- SELECTED PASSAGE
____________

The order of rows can be retrieved by row_order().
ht_list = draw(ht_list)
row_order(ht_list)
If you are interested in a small cluster, under the interactive mode,
you can use mouse to select this region by select() function, and it will give you the order of rows
for the selected sub-region.
draw(ht_list)
pos = select()
Since EnrichedHeatmap and EnrichedHeamtapList class are inherited from Heamtap and HeamtapList class
respectively, all advanced parameters in the latter two classes can be directly used in the former two classes.
E.g. to change graphic settings for the heatmap title:
EnrichedHeatmap(..., column_title_gp = ...)
To change graphic settings for legends:
EnrichedHeatmap(..., heatmap_legend_param = ...)
# or set is globally
ht_global_opt(...)
EnrichedHeatmap(...)
ht_global_opt(RESET = TRUE)
To set the width of the heatmaps if there are more than one heatmaps:
EnrichedHeatmap(..., width = unit(...)) + EnrichedHeatmap(...)

____________

Document layout analysis data:

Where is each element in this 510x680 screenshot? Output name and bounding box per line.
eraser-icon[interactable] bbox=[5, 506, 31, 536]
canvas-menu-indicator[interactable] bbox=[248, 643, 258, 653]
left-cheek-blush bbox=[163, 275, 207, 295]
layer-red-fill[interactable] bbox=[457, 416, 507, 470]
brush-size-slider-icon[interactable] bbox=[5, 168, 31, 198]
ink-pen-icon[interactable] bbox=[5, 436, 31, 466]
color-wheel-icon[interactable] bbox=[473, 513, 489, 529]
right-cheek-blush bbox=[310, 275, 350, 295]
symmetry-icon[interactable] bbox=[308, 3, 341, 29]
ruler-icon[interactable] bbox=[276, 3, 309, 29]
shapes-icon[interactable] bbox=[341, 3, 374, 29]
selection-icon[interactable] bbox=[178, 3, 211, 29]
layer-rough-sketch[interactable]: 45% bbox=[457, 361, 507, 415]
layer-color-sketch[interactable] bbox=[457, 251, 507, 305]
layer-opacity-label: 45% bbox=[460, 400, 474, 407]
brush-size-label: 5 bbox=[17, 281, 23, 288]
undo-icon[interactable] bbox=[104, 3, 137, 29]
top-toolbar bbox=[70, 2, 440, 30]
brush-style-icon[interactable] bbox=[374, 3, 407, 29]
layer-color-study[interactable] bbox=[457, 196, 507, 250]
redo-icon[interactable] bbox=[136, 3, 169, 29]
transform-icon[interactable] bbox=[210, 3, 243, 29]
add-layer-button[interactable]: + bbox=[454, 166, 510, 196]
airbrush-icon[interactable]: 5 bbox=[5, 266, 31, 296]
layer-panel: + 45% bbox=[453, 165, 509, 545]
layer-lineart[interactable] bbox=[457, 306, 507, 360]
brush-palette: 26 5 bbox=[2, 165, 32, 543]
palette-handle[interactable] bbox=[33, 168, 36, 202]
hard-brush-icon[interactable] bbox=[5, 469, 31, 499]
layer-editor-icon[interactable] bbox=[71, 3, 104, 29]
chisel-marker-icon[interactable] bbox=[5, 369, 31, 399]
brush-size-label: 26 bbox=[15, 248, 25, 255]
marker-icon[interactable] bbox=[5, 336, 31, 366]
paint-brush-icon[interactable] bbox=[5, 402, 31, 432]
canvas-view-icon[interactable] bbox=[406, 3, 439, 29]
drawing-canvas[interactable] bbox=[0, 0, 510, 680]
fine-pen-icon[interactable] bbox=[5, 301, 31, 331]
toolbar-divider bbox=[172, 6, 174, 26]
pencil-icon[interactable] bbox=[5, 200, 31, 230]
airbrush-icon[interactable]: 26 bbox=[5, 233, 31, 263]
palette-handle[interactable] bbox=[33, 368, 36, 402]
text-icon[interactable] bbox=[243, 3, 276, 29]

____________

- WHAT YOU NEED TO DO
- A) In the heatmap text, which argument names are assigned a value with "=" inside the parentheses of a function call?
- B) Please repeat everything in the heatmap text from "pos = select()" down to "column_title_gp = ...)".

- SOLUTIONS BY TASK
- A)
column_title_gp
heatmap_legend_param
RESET
width

- B)
pos = select()
Since EnrichedHeatmap and EnrichedHeamtapList class are inherited from Heamtap and HeamtapList class
respectively, all advanced parameters in the latter two classes can be directly used in the former two classes.
E.g. to change graphic settings for the heatmap title:
EnrichedHeatmap(..., column_title_gp = ...)